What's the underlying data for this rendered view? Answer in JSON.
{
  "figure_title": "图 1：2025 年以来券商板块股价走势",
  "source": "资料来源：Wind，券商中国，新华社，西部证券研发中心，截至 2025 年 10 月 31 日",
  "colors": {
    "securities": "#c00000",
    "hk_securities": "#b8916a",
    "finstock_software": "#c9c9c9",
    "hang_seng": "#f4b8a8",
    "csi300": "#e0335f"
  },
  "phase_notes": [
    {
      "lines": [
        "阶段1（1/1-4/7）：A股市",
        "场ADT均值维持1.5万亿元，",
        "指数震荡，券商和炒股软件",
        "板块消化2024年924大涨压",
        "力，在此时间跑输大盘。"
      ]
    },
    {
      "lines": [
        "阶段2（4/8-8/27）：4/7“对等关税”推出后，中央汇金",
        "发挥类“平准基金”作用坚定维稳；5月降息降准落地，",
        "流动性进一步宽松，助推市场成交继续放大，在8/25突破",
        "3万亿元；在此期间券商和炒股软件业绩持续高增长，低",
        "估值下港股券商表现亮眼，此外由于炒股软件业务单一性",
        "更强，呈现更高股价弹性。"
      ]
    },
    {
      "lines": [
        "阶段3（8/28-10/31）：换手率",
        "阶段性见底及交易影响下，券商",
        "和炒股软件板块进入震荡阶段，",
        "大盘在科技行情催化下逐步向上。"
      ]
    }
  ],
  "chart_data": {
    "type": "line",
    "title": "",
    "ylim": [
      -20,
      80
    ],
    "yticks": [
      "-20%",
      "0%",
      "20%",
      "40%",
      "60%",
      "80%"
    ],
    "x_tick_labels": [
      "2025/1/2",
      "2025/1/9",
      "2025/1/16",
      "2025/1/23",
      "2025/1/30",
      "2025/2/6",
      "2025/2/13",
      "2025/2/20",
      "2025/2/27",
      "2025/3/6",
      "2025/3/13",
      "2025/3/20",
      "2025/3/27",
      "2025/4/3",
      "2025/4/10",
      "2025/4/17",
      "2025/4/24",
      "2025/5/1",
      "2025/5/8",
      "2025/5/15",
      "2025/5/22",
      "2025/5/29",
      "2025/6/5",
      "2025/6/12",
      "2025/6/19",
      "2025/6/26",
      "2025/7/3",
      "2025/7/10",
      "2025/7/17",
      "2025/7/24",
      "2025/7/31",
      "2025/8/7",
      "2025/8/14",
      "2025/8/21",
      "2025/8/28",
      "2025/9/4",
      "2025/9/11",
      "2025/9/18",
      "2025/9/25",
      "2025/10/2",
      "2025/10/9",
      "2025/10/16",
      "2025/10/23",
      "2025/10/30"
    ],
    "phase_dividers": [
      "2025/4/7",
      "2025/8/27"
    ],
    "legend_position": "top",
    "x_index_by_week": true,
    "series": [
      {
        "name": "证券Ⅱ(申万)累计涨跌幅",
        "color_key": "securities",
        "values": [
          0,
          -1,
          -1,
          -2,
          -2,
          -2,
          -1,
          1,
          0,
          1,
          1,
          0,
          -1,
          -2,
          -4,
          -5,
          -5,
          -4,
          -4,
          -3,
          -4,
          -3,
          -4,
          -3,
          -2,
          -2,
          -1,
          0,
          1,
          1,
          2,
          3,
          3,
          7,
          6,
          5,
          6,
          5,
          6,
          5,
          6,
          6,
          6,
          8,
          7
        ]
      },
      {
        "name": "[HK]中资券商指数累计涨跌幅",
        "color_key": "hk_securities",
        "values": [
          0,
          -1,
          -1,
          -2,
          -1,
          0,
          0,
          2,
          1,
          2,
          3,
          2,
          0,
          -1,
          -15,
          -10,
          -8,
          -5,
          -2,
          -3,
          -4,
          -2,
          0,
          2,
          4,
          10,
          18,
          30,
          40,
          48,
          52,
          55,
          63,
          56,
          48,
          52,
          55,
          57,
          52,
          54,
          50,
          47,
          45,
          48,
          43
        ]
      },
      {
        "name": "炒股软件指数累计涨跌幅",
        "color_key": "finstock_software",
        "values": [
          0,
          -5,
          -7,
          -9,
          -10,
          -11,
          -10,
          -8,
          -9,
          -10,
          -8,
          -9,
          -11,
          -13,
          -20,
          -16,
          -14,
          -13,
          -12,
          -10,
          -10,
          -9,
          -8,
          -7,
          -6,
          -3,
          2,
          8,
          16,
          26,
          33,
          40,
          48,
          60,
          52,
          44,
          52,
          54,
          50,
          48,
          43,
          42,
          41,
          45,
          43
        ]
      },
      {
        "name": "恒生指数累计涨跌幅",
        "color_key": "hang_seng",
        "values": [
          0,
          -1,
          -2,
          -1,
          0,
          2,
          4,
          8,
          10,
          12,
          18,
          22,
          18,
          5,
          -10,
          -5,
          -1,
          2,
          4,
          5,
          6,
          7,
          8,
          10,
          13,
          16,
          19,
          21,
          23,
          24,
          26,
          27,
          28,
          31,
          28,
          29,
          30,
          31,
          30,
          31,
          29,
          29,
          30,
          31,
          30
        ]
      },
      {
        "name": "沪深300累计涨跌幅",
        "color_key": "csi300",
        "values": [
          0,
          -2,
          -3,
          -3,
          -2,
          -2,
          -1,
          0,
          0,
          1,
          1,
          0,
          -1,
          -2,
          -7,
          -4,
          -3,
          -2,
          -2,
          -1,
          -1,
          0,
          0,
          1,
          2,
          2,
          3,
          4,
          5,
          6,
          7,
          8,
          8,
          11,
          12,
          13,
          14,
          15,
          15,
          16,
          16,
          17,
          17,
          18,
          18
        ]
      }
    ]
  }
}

===

#### INSTRUCTIONS TO FOLLOW:
All of the records must be repeated exactly.

#### TASK RESPONSE:
What's the underlying data for this rendered view? Answer in JSON.
{
  "figure_title": "图 1：2025 年以来券商板块股价走势",
  "source": "资料来源：Wind，券商中国，新华社，西部证券研发中心，截至 2025 年 10 月 31 日",
  "colors": {
    "securities": "#c00000",
    "hk_securities": "#b8916a",
    "finstock_software": "#c9c9c9",
    "hang_seng": "#f4b8a8",
    "csi300": "#e0335f"
  },
  "phase_notes": [
    {
      "lines": [
        "阶段1（1/1-4/7）：A股市",
        "场ADT均值维持1.5万亿元，",
        "指数震荡，券商和炒股软件",
        "板块消化2024年924大涨压",
        "力，在此时间跑输大盘。"
      ]
    },
    {
      "lines": [
        "阶段2（4/8-8/27）：4/7“对等关税”推出后，中央汇金",
        "发挥类“平准基金”作用坚定维稳；5月降息降准落地，",
        "流动性进一步宽松，助推市场成交继续放大，在8/25突破",
        "3万亿元；在此期间券商和炒股软件业绩持续高增长，低",
        "估值下港股券商表现亮眼，此外由于炒股软件业务单一性",
        "更强，呈现更高股价弹性。"
      ]
    },
    {
      "lines": [
        "阶段3（8/28-10/31）：换手率",
        "阶段性见底及交易影响下，券商",
        "和炒股软件板块进入震荡阶段，",
        "大盘在科技行情催化下逐步向上。"
      ]
    }
  ],
  "chart_data": {
    "type": "line",
    "title": "",
    "ylim": [
      -20,
      80
    ],
    "yticks": [
      "-20%",
      "0%",
      "20%",
      "40%",
      "60%",
      "80%"
    ],
    "x_tick_labels": [
      "2025/1/2",
      "2025/1/9",
      "2025/1/16",
      "2025/1/23",
      "2025/1/30",
      "2025/2/6",
      "2025/2/13",
      "2025/2/20",
      "2025/2/27",
      "2025/3/6",
      "2025/3/13",
      "2025/3/20",
      "2025/3/27",
      "2025/4/3",
      "2025/4/10",
      "2025/4/17",
      "2025/4/24",
      "2025/5/1",
      "2025/5/8",
      "2025/5/15",
      "2025/5/22",
      "2025/5/29",
      "2025/6/5",
      "2025/6/12",
      "2025/6/19",
      "2025/6/26",
      "2025/7/3",
      "2025/7/10",
      "2025/7/17",
      "2025/7/24",
      "2025/7/31",
      "2025/8/7",
      "2025/8/14",
      "2025/8/21",
      "2025/8/28",
      "2025/9/4",
      "2025/9/11",
      "2025/9/18",
      "2025/9/25",
      "2025/10/2",
      "2025/10/9",
      "2025/10/16",
      "2025/10/23",
      "2025/10/30"
    ],
    "phase_dividers": [
      "2025/4/7",
      "2025/8/27"
    ],
    "legend_position": "top",
    "x_index_by_week": true,
    "series": [
      {
        "name": "证券Ⅱ(申万)累计涨跌幅",
        "color_key": "securities",
        "values": [
          0,
          -1,
          -1,
          -2,
          -2,
          -2,
          -1,
          1,
          0,
          1,
          1,
          0,
          -1,
          -2,
          -4,
          -5,
          -5,
          -4,
          -4,
          -3,
          -4,
          -3,
          -4,
          -3,
          -2,
          -2,
          -1,
          0,
          1,
          1,
          2,
          3,
          3,
          7,
          6,
          5,
          6,
          5,
          6,
          5,
          6,
          6,
          6,
          8,
          7
        ]
      },
      {
        "name": "[HK]中资券商指数累计涨跌幅",
        "color_key": "hk_securities",
        "values": [
          0,
          -1,
          -1,
          -2,
          -1,
          0,
          0,
          2,
          1,
          2,
          3,
          2,
          0,
          -1,
          -15,
          -10,
          -8,
          -5,
          -2,
          -3,
          -4,
          -2,
          0,
          2,
          4,
          10,
          18,
          30,
          40,
          48,
          52,
          55,
          63,
          56,
          48,
          52,
          55,
          57,
          52,
          54,
          50,
          47,
          45,
          48,
          43
        ]
      },
      {
        "name": "炒股软件指数累计涨跌幅",
        "color_key": "finstock_software",
        "values": [
          0,
          -5,
          -7,
          -9,
          -10,
          -11,
          -10,
          -8,
          -9,
          -10,
          -8,
          -9,
          -11,
          -13,
          -20,
          -16,
          -14,
          -13,
          -12,
          -10,
          -10,
          -9,
          -8,
          -7,
          -6,
          -3,
          2,
          8,
          16,
          26,
          33,
          40,
          48,
          60,
          52,
          44,
          52,
          54,
          50,
          48,
          43,
          42,
          41,
          45,
          43
        ]
      },
      {
        "name": "恒生指数累计涨跌幅",
        "color_key": "hang_seng",
        "values": [
          0,
          -1,
          -2,
          -1,
          0,
          2,
          4,
          8,
          10,
          12,
          18,
          22,
          18,
          5,
          -10,
          -5,
          -1,
          2,
          4,
          5,
          6,
          7,
          8,
          10,
          13,
          16,
          19,
          21,
          23,
          24,
          26,
          27,
          28,
          31,
          28,
          29,
          30,
          31,
          30,
          31,
          29,
          29,
          30,
          31,
          30
        ]
      },
      {
        "name": "沪深300累计涨跌幅",
        "color_key": "csi300",
        "values": [
          0,
          -2,
          -3,
          -3,
          -2,
          -2,
          -1,
          0,
          0,
          1,
          1,
          0,
          -1,
          -2,
          -7,
          -4,
          -3,
          -2,
          -2,
          -1,
          -1,
          0,
          0,
          1,
          2,
          2,
          3,
          4,
          5,
          6,
          7,
          8,
          8,
          11,
          12,
          13,
          14,
          15,
          15,
          16,
          16,
          17,
          17,
          18,
          18
        ]
      }
    ]
  }
}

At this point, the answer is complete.